** Problem requirements **
Copy down all of the data underneath, exactly as shown.
+++ Data records +++
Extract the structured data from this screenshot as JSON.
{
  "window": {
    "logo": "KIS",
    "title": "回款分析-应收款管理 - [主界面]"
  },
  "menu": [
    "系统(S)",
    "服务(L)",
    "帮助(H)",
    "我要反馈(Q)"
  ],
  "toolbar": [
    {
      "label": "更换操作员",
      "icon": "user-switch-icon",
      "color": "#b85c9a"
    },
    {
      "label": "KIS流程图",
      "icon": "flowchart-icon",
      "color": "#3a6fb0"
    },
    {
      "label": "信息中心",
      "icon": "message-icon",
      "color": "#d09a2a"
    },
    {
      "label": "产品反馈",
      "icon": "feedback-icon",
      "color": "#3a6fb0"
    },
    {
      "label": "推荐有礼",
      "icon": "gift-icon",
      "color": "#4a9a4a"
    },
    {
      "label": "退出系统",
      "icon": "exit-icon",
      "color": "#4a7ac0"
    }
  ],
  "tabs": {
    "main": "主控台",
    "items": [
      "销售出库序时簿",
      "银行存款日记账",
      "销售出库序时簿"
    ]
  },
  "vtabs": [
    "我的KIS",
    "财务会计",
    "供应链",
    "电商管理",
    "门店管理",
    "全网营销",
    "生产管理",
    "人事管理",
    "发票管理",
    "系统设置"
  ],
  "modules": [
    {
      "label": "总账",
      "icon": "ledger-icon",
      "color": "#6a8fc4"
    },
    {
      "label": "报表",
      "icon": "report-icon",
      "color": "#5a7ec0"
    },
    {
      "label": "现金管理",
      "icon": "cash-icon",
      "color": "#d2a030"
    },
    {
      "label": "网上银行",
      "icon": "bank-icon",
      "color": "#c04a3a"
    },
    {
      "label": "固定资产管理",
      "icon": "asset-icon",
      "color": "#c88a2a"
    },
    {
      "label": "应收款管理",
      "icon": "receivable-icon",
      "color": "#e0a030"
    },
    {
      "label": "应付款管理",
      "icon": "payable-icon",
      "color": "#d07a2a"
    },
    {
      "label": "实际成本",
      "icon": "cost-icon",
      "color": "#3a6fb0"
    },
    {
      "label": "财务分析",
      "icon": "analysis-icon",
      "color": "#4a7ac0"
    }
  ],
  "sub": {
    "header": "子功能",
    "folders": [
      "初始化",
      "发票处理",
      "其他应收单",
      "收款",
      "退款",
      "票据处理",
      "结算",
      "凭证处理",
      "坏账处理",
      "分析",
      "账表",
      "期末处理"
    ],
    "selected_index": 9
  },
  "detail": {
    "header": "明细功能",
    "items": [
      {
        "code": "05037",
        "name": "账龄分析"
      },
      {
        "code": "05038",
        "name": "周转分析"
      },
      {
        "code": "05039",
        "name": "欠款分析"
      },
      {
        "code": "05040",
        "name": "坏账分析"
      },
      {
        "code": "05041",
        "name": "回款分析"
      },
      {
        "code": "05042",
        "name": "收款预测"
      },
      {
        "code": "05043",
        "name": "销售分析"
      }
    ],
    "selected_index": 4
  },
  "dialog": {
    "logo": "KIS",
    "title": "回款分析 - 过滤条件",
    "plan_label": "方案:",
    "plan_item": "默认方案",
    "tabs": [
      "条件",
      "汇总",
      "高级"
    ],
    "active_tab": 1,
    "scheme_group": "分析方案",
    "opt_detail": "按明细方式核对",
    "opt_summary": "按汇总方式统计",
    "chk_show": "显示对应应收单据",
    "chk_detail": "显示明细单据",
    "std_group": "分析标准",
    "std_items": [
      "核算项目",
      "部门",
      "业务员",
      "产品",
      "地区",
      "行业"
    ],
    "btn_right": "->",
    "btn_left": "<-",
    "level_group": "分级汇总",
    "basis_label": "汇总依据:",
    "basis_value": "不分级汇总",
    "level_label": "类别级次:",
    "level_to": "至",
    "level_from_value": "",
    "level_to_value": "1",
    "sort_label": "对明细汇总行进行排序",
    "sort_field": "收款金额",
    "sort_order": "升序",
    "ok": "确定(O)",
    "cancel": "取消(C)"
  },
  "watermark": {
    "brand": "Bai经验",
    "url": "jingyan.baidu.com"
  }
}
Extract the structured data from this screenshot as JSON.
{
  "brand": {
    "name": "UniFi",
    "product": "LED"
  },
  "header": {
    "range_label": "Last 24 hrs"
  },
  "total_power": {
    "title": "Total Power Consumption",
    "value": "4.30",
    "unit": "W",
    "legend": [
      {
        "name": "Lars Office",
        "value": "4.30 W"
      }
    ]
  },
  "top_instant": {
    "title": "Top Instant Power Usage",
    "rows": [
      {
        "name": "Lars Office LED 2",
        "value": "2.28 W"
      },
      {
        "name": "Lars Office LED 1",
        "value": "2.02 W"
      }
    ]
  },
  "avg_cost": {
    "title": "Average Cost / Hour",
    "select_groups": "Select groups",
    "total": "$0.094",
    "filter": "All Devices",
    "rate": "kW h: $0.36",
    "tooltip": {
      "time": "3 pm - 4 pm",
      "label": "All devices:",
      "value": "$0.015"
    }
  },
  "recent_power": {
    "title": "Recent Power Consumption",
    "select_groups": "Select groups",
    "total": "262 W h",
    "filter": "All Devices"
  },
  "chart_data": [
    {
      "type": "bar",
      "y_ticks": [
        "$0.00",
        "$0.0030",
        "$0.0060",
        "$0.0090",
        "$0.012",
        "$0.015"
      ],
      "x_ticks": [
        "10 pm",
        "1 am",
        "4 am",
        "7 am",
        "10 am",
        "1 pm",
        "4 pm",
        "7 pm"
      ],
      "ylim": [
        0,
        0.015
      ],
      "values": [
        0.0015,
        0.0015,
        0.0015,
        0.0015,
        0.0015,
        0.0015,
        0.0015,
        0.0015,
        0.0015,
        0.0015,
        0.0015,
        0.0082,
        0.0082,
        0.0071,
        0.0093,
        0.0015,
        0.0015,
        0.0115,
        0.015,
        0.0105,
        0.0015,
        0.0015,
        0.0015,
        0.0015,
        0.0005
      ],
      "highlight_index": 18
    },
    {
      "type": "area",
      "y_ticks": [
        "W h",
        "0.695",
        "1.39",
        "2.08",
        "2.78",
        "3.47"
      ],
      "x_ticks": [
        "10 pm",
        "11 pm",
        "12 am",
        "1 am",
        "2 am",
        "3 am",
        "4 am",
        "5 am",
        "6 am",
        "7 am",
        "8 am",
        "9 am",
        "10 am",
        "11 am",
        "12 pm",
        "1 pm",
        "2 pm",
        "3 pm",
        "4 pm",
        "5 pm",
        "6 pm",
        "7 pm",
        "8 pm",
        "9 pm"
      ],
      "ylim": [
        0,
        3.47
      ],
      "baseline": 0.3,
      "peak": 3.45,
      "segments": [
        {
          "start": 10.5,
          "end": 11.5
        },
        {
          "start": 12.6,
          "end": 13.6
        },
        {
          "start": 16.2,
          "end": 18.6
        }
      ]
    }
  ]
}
+++
** Solution to this task **
Extract the structured data from this screenshot as JSON.
{
  "window": {
    "logo": "KIS",
    "title": "回款分析-应收款管理 - [主界面]"
  },
  "menu": [
    "系统(S)",
    "服务(L)",
    "帮助(H)",
    "我要反馈(Q)"
  ],
  "toolbar": [
    {
      "label": "更换操作员",
      "icon": "user-switch-icon",
      "color": "#b85c9a"
    },
    {
      "label": "KIS流程图",
      "icon": "flowchart-icon",
      "color": "#3a6fb0"
    },
    {
      "label": "信息中心",
      "icon": "message-icon",
      "color": "#d09a2a"
    },
    {
      "label": "产品反馈",
      "icon": "feedback-icon",
      "color": "#3a6fb0"
    },
    {
      "label": "推荐有礼",
      "icon": "gift-icon",
      "color": "#4a9a4a"
    },
    {
      "label": "退出系统",
      "icon": "exit-icon",
      "color": "#4a7ac0"
    }
  ],
  "tabs": {
    "main": "主控台",
    "items": [
      "销售出库序时簿",
      "银行存款日记账",
      "销售出库序时簿"
    ]
  },
  "vtabs": [
    "我的KIS",
    "财务会计",
    "供应链",
    "电商管理",
    "门店管理",
    "全网营销",
    "生产管理",
    "人事管理",
    "发票管理",
    "系统设置"
  ],
  "modules": [
    {
      "label": "总账",
      "icon": "ledger-icon",
      "color": "#6a8fc4"
    },
    {
      "label": "报表",
      "icon": "report-icon",
      "color": "#5a7ec0"
    },
    {
      "label": "现金管理",
      "icon": "cash-icon",
      "color": "#d2a030"
    },
    {
      "label": "网上银行",
      "icon": "bank-icon",
      "color": "#c04a3a"
    },
    {
      "label": "固定资产管理",
      "icon": "asset-icon",
      "color": "#c88a2a"
    },
    {
      "label": "应收款管理",
      "icon": "receivable-icon",
      "color": "#e0a030"
    },
    {
      "label": "应付款管理",
      "icon": "payable-icon",
      "color": "#d07a2a"
    },
    {
      "label": "实际成本",
      "icon": "cost-icon",
      "color": "#3a6fb0"
    },
    {
      "label": "财务分析",
      "icon": "analysis-icon",
      "color": "#4a7ac0"
    }
  ],
  "sub": {
    "header": "子功能",
    "folders": [
      "初始化",
      "发票处理",
      "其他应收单",
      "收款",
      "退款",
      "票据处理",
      "结算",
      "凭证处理",
      "坏账处理",
      "分析",
      "账表",
      "期末处理"
    ],
    "selected_index": 9
  },
  "detail": {
    "header": "明细功能",
    "items": [
      {
        "code": "05037",
        "name": "账龄分析"
      },
      {
        "code": "05038",
        "name": "周转分析"
      },
      {
        "code": "05039",
        "name": "欠款分析"
      },
      {
        "code": "05040",
        "name": "坏账分析"
      },
      {
        "code": "05041",
        "name": "回款分析"
      },
      {
        "code": "05042",
        "name": "收款预测"
      },
      {
        "code": "05043",
        "name": "销售分析"
      }
    ],
    "selected_index": 4
  },
  "dialog": {
    "logo": "KIS",
    "title": "回款分析 - 过滤条件",
    "plan_label": "方案:",
    "plan_item": "默认方案",
    "tabs": [
      "条件",
      "汇总",
      "高级"
    ],
    "active_tab": 1,
    "scheme_group": "分析方案",
    "opt_detail": "按明细方式核对",
    "opt_summary": "按汇总方式统计",
    "chk_show": "显示对应应收单据",
    "chk_detail": "显示明细单据",
    "std_group": "分析标准",
    "std_items": [
      "核算项目",
      "部门",
      "业务员",
      "产品",
      "地区",
      "行业"
    ],
    "btn_right": "->",
    "btn_left": "<-",
    "level_group": "分级汇总",
    "basis_label": "汇总依据:",
    "basis_value": "不分级汇总",
    "level_label": "类别级次:",
    "level_to": "至",
    "level_from_value": "",
    "level_to_value": "1",
    "sort_label": "对明细汇总行进行排序",
    "sort_field": "收款金额",
    "sort_order": "升序",
    "ok": "确定(O)",
    "cancel": "取消(C)"
  },
  "watermark": {
    "brand": "Bai经验",
    "url": "jingyan.baidu.com"
  }
}
Extract the structured data from this screenshot as JSON.
{
  "brand": {
    "name": "UniFi",
    "product": "LED"
  },
  "header": {
    "range_label": "Last 24 hrs"
  },
  "total_power": {
    "title": "Total Power Consumption",
    "value": "4.30",
    "unit": "W",
    "legend": [
      {
        "name": "Lars Office",
        "value": "4.30 W"
      }
    ]
  },
  "top_instant": {
    "title": "Top Instant Power Usage",
    "rows": [
      {
        "name": "Lars Office LED 2",
        "value": "2.28 W"
      },
      {
        "name": "Lars Office LED 1",
        "value": "2.02 W"
      }
    ]
  },
  "avg_cost": {
    "title": "Average Cost / Hour",
    "select_groups": "Select groups",
    "total": "$0.094",
    "filter": "All Devices",
    "rate": "kW h: $0.36",
    "tooltip": {
      "time": "3 pm - 4 pm",
      "label": "All devices:",
      "value": "$0.015"
    }
  },
  "recent_power": {
    "title": "Recent Power Consumption",
    "select_groups": "Select groups",
    "total": "262 W h",
    "filter": "All Devices"
  },
  "chart_data": [
    {
      "type": "bar",
      "y_ticks": [
        "$0.00",
        "$0.0030",
        "$0.0060",
        "$0.0090",
        "$0.012",
        "$0.015"
      ],
      "x_ticks": [
        "10 pm",
        "1 am",
        "4 am",
        "7 am",
        "10 am",
        "1 pm",
        "4 pm",
        "7 pm"
      ],
      "ylim": [
        0,
        0.015
      ],
      "values": [
        0.0015,
        0.0015,
        0.0015,
        0.0015,
        0.0015,
        0.0015,
        0.0015,
        0.0015,
        0.0015,
        0.0015,
        0.0015,
        0.0082,
        0.0082,
        0.0071,
        0.0093,
        0.0015,
        0.0015,
        0.0115,
        0.015,
        0.0105,
        0.0015,
        0.0015,
        0.0015,
        0.0015,
        0.0005
      ],
      "highlight_index": 18
    },
    {
      "type": "area",
      "y_ticks": [
        "W h",
        "0.695",
        "1.39",
        "2.08",
        "2.78",
        "3.47"
      ],
      "x_ticks": [
        "10 pm",
        "11 pm",
        "12 am",
        "1 am",
        "2 am",
        "3 am",
        "4 am",
        "5 am",
        "6 am",
        "7 am",
        "8 am",
        "9 am",
        "10 am",
        "11 am",
        "12 pm",
        "1 pm",
        "2 pm",
        "3 pm",
        "4 pm",
        "5 pm",
        "6 pm",
        "7 pm",
        "8 pm",
        "9 pm"
      ],
      "ylim": [
        0,
        3.47
      ],
      "baseline": 0.3,
      "peak": 3.45,
      "segments": [
        {
          "start": 10.5,
          "end": 11.5
        },
        {
          "start": 12.6,
          "end": 13.6
        },
        {
          "start": 16.2,
          "end": 18.6
        }
      ]
    }
  ]
}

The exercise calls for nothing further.